■ Job:
Exclude images, then output the remaining data verbatim.
★ ★ ★
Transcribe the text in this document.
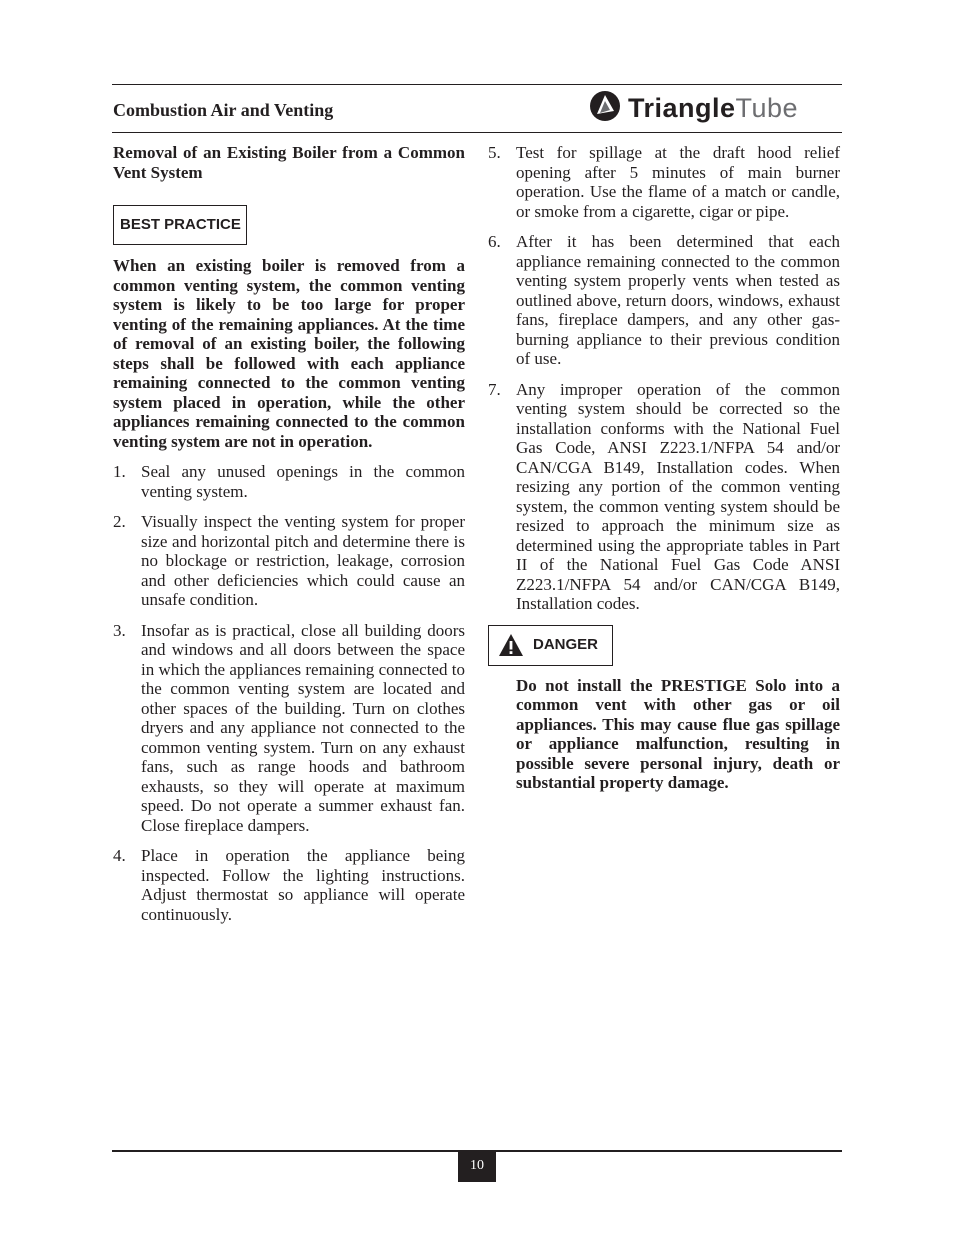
Combustion Air and Venting	Triangle Tube

Removal of an Existing Boiler from a Common Vent System

BEST PRACTICE

When an existing boiler is removed from a common venting system, the common venting system is likely to be too large for proper venting of the remaining appliances. At the time of removal of an existing boiler, the following steps shall be followed with each appliance remaining connected to the common venting system placed in operation, while the other appliances remaining connected to the common venting system are not in operation.

1. Seal any unused openings in the common venting system.
2. Visually inspect the venting system for proper size and horizontal pitch and determine there is no blockage or restriction, leakage, corrosion and other deficiencies which could cause an unsafe condition.
3. Insofar as is practical, close all building doors and windows and all doors between the space in which the appliances remaining connected to the common venting system are located and other spaces of the building. Turn on clothes dryers and any appliance not connected to the common venting system. Turn on any exhaust fans, such as range hoods and bathroom exhausts, so they will operate at maximum speed. Do not operate a summer exhaust fan. Close fireplace dampers.
4. Place in operation the appliance being inspected. Follow the lighting instructions. Adjust thermostat so appliance will operate continuously.
5. Test for spillage at the draft hood relief opening after 5 minutes of main burner operation. Use the flame of a match or candle, or smoke from a cigarette, cigar or pipe.
6. After it has been determined that each appliance remaining connected to the common venting system properly vents when tested as outlined above, return doors, windows, exhaust fans, fireplace dampers, and any other gas-burning appliance to their previous condition of use.
7. Any improper operation of the common venting system should be corrected so the installation conforms with the National Fuel Gas Code, ANSI Z223.1/NFPA 54 and/or CAN/CGA B149, Installation codes. When resizing any portion of the common venting system, the common venting system should be resized to approach the minimum size as determined using the appropriate tables in Part II of the National Fuel Gas Code ANSI Z223.1/NFPA 54 and/or CAN/CGA B149, Installation codes.
DANGER

Do not install the PRESTIGE Solo into a common vent with other gas or oil appliances. This may cause flue gas spillage or appliance malfunction, resulting in possible severe personal injury, death or substantial property damage.

10
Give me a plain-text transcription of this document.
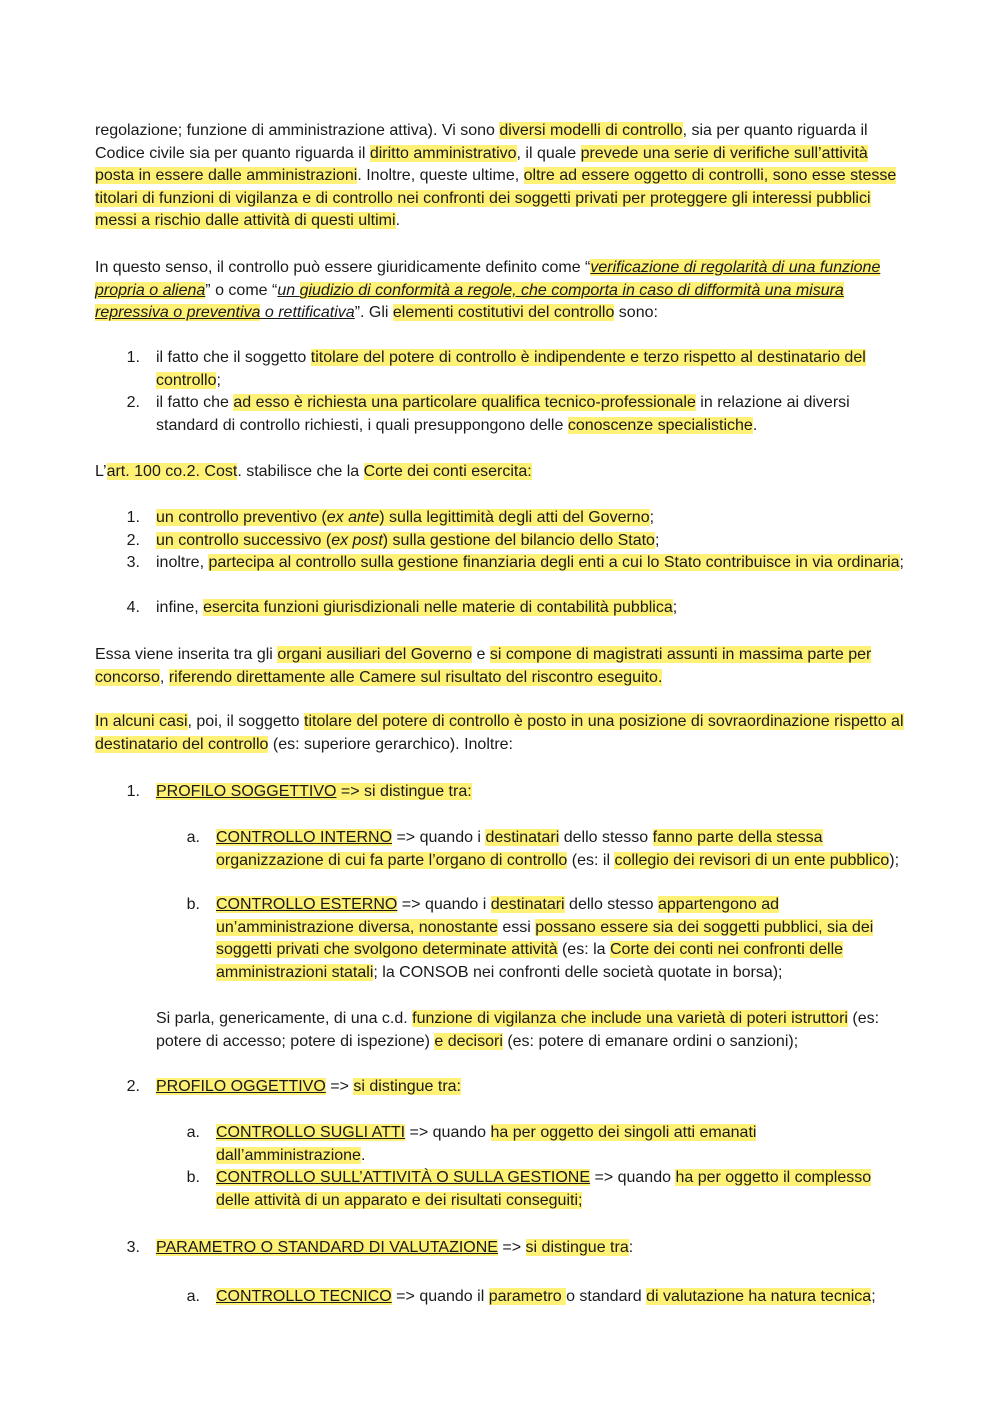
regolazione; funzione di amministrazione attiva). Vi sono diversi modelli di controllo, sia per quanto riguarda il Codice civile sia per quanto riguarda il diritto amministrativo, il quale prevede una serie di verifiche sull’attività posta in essere dalle amministrazioni. Inoltre, queste ultime, oltre ad essere oggetto di controlli, sono esse stesse titolari di funzioni di vigilanza e di controllo nei confronti dei soggetti privati per proteggere gli interessi pubblici messi a rischio dalle attività di questi ultimi.

In questo senso, il controllo può essere giuridicamente definito come “verificazione di regolarità di una funzione propria o aliena” o come “un giudizio di conformità a regole, che comporta in caso di difformità una misura repressiva o preventiva o rettificativa”. Gli elementi costitutivi del controllo sono:

1. il fatto che il soggetto titolare del potere di controllo è indipendente e terzo rispetto al destinatario del controllo;
2. il fatto che ad esso è richiesta una particolare qualifica tecnico-professionale in relazione ai diversi standard di controllo richiesti, i quali presuppongono delle conoscenze specialistiche.

L’art. 100 co.2. Cost. stabilisce che la Corte dei conti esercita:

1. un controllo preventivo (ex ante) sulla legittimità degli atti del Governo;
2. un controllo successivo (ex post) sulla gestione del bilancio dello Stato;
3. inoltre, partecipa al controllo sulla gestione finanziaria degli enti a cui lo Stato contribuisce in via ordinaria;
4. infine, esercita funzioni giurisdizionali nelle materie di contabilità pubblica;

Essa viene inserita tra gli organi ausiliari del Governo e si compone di magistrati assunti in massima parte per concorso, riferendo direttamente alle Camere sul risultato del riscontro eseguito.

In alcuni casi, poi, il soggetto titolare del potere di controllo è posto in una posizione di sovraordinazione rispetto al destinatario del controllo (es: superiore gerarchico). Inoltre:

1. PROFILO SOGGETTIVO => si distingue tra:
a. CONTROLLO INTERNO => quando i destinatari dello stesso fanno parte della stessa organizzazione di cui fa parte l’organo di controllo (es: il collegio dei revisori di un ente pubblico);
b. CONTROLLO ESTERNO => quando i destinatari dello stesso appartengono ad un’amministrazione diversa, nonostante essi possano essere sia dei soggetti pubblici, sia dei soggetti privati che svolgono determinate attività (es: la Corte dei conti nei confronti delle amministrazioni statali; la CONSOB nei confronti delle società quotate in borsa);

Si parla, genericamente, di una c.d. funzione di vigilanza che include una varietà di poteri istruttori (es: potere di accesso; potere di ispezione) e decisori (es: potere di emanare ordini o sanzioni);

2. PROFILO OGGETTIVO => si distingue tra:
a. CONTROLLO SUGLI ATTI => quando ha per oggetto dei singoli atti emanati dall’amministrazione.
b. CONTROLLO SULL’ATTIVITÀ O SULLA GESTIONE => quando ha per oggetto il complesso delle attività di un apparato e dei risultati conseguiti;
3. PARAMETRO O STANDARD DI VALUTAZIONE => si distingue tra:
a. CONTROLLO TECNICO => quando il parametro o standard di valutazione ha natura tecnica;
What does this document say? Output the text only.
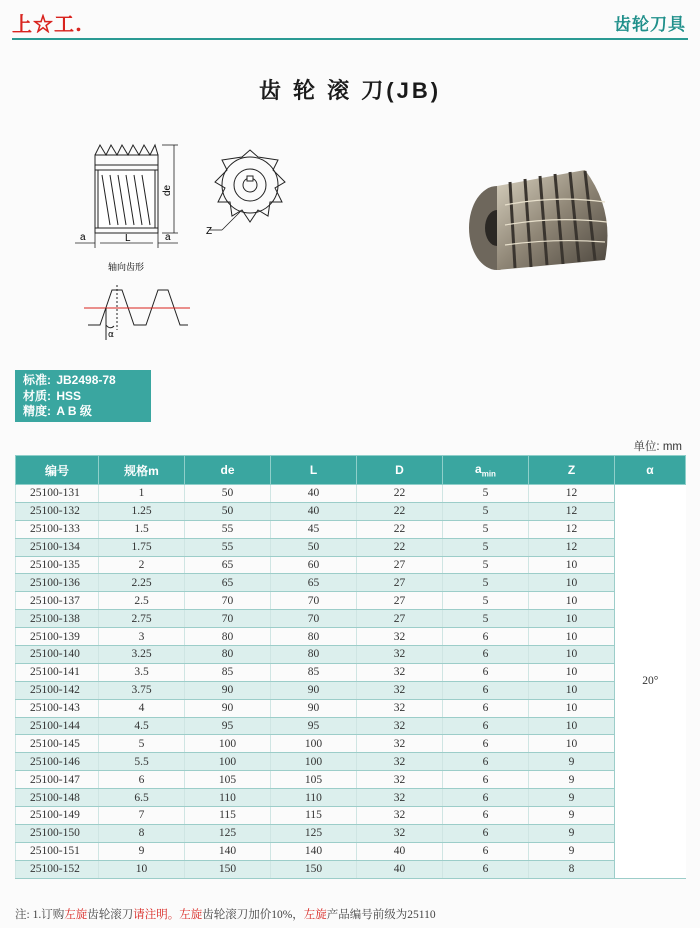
上☆工.	齿轮刀具
齿 轮 滚 刀(JB)
de
L
a	a
轴向齿形
Z
α
标准: JB2498-78
材质: HSS
精度: A B 级
单位: mm
编号	规格m	de	L	D	$a_{min}$	Z	α
25100-131	1	50	40	22	5	12	20°
25100-132	1.25	50	40	22	5	12	
25100-133	1.5	55	45	22	5	12	
25100-134	1.75	55	50	22	5	12	
25100-135	2	65	60	27	5	10	
25100-136	2.25	65	65	27	5	10	
25100-137	2.5	70	70	27	5	10	
25100-138	2.75	70	70	27	5	10	
25100-139	3	80	80	32	6	10	
25100-140	3.25	80	80	32	6	10	
25100-141	3.5	85	85	32	6	10	
25100-142	3.75	90	90	32	6	10	
25100-143	4	90	90	32	6	10	
25100-144	4.5	95	95	32	6	10	
25100-145	5	100	100	32	6	10	
25100-146	5.5	100	100	32	6	9	
25100-147	6	105	105	32	6	9	
25100-148	6.5	110	110	32	6	9	
25100-149	7	115	115	32	6	9	
25100-150	8	125	125	32	6	9	
25100-151	9	140	140	40	6	9	
25100-152	10	150	150	40	6	8	
注: 1.订购左旋齿轮滚刀请注明。左旋齿轮滚刀加价10%，左旋产品编号前级为25110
★ ★ ★
■ Answer to this exercise:
Transcribe the text in this document.
Combustion Air and Venting	Triangle Tube

Removal of an Existing Boiler from a Common Vent System

BEST PRACTICE

When an existing boiler is removed from a common venting system, the common venting system is likely to be too large for proper venting of the remaining appliances. At the time of removal of an existing boiler, the following steps shall be followed with each appliance remaining connected to the common venting system placed in operation, while the other appliances remaining connected to the common venting system are not in operation.

1. Seal any unused openings in the common venting system.
2. Visually inspect the venting system for proper size and horizontal pitch and determine there is no blockage or restriction, leakage, corrosion and other deficiencies which could cause an unsafe condition.
3. Insofar as is practical, close all building doors and windows and all doors between the space in which the appliances remaining connected to the common venting system are located and other spaces of the building. Turn on clothes dryers and any appliance not connected to the common venting system. Turn on any exhaust fans, such as range hoods and bathroom exhausts, so they will operate at maximum speed. Do not operate a summer exhaust fan. Close fireplace dampers.
4. Place in operation the appliance being inspected. Follow the lighting instructions. Adjust thermostat so appliance will operate continuously.
5. Test for spillage at the draft hood relief opening after 5 minutes of main burner operation. Use the flame of a match or candle, or smoke from a cigarette, cigar or pipe.
6. After it has been determined that each appliance remaining connected to the common venting system properly vents when tested as outlined above, return doors, windows, exhaust fans, fireplace dampers, and any other gas-burning appliance to their previous condition of use.
7. Any improper operation of the common venting system should be corrected so the installation conforms with the National Fuel Gas Code, ANSI Z223.1/NFPA 54 and/or CAN/CGA B149, Installation codes. When resizing any portion of the common venting system, the common venting system should be resized to approach the minimum size as determined using the appropriate tables in Part II of the National Fuel Gas Code ANSI Z223.1/NFPA 54 and/or CAN/CGA B149, Installation codes.
DANGER

Do not install the PRESTIGE Solo into a common vent with other gas or oil appliances. This may cause flue gas spillage or appliance malfunction, resulting in possible severe personal injury, death or substantial property damage.

10
Give me a plain-text transcription of this document.
regolazione; funzione di amministrazione attiva). Vi sono diversi modelli di controllo, sia per quanto riguarda il Codice civile sia per quanto riguarda il diritto amministrativo, il quale prevede una serie di verifiche sull’attività posta in essere dalle amministrazioni. Inoltre, queste ultime, oltre ad essere oggetto di controlli, sono esse stesse titolari di funzioni di vigilanza e di controllo nei confronti dei soggetti privati per proteggere gli interessi pubblici messi a rischio dalle attività di questi ultimi.

In questo senso, il controllo può essere giuridicamente definito come “verificazione di regolarità di una funzione propria o aliena” o come “un giudizio di conformità a regole, che comporta in caso di difformità una misura repressiva o preventiva o rettificativa”. Gli elementi costitutivi del controllo sono:

1. il fatto che il soggetto titolare del potere di controllo è indipendente e terzo rispetto al destinatario del controllo;
2. il fatto che ad esso è richiesta una particolare qualifica tecnico-professionale in relazione ai diversi standard di controllo richiesti, i quali presuppongono delle conoscenze specialistiche.

L’art. 100 co.2. Cost. stabilisce che la Corte dei conti esercita:

1. un controllo preventivo (ex ante) sulla legittimità degli atti del Governo;
2. un controllo successivo (ex post) sulla gestione del bilancio dello Stato;
3. inoltre, partecipa al controllo sulla gestione finanziaria degli enti a cui lo Stato contribuisce in via ordinaria;
4. infine, esercita funzioni giurisdizionali nelle materie di contabilità pubblica;

Essa viene inserita tra gli organi ausiliari del Governo e si compone di magistrati assunti in massima parte per concorso, riferendo direttamente alle Camere sul risultato del riscontro eseguito.

In alcuni casi, poi, il soggetto titolare del potere di controllo è posto in una posizione di sovraordinazione rispetto al destinatario del controllo (es: superiore gerarchico). Inoltre:

1. PROFILO SOGGETTIVO => si distingue tra:
a. CONTROLLO INTERNO => quando i destinatari dello stesso fanno parte della stessa organizzazione di cui fa parte l’organo di controllo (es: il collegio dei revisori di un ente pubblico);
b. CONTROLLO ESTERNO => quando i destinatari dello stesso appartengono ad un’amministrazione diversa, nonostante essi possano essere sia dei soggetti pubblici, sia dei soggetti privati che svolgono determinate attività (es: la Corte dei conti nei confronti delle amministrazioni statali; la CONSOB nei confronti delle società quotate in borsa);

Si parla, genericamente, di una c.d. funzione di vigilanza che include una varietà di poteri istruttori (es: potere di accesso; potere di ispezione) e decisori (es: potere di emanare ordini o sanzioni);

2. PROFILO OGGETTIVO => si distingue tra:
a. CONTROLLO SUGLI ATTI => quando ha per oggetto dei singoli atti emanati dall’amministrazione.
b. CONTROLLO SULL’ATTIVITÀ O SULLA GESTIONE => quando ha per oggetto il complesso delle attività di un apparato e dei risultati conseguiti;
3. PARAMETRO O STANDARD DI VALUTAZIONE => si distingue tra:
a. CONTROLLO TECNICO => quando il parametro o standard di valutazione ha natura tecnica;
What does this document say? Output the text only.
上☆工.	齿轮刀具
齿 轮 滚 刀(JB)
de
L
a	a
轴向齿形
Z
α
标准: JB2498-78
材质: HSS
精度: A B 级
单位: mm
编号	规格m	de	L	D	$a_{min}$	Z	α
25100-131	1	50	40	22	5	12	20°
25100-132	1.25	50	40	22	5	12	
25100-133	1.5	55	45	22	5	12	
25100-134	1.75	55	50	22	5	12	
25100-135	2	65	60	27	5	10	
25100-136	2.25	65	65	27	5	10	
25100-137	2.5	70	70	27	5	10	
25100-138	2.75	70	70	27	5	10	
25100-139	3	80	80	32	6	10	
25100-140	3.25	80	80	32	6	10	
25100-141	3.5	85	85	32	6	10	
25100-142	3.75	90	90	32	6	10	
25100-143	4	90	90	32	6	10	
25100-144	4.5	95	95	32	6	10	
25100-145	5	100	100	32	6	10	
25100-146	5.5	100	100	32	6	9	
25100-147	6	105	105	32	6	9	
25100-148	6.5	110	110	32	6	9	
25100-149	7	115	115	32	6	9	
25100-150	8	125	125	32	6	9	
25100-151	9	140	140	40	6	9	
25100-152	10	150	150	40	6	8	
注: 1.订购左旋齿轮滚刀请注明。左旋齿轮滚刀加价10%，左旋产品编号前级为25110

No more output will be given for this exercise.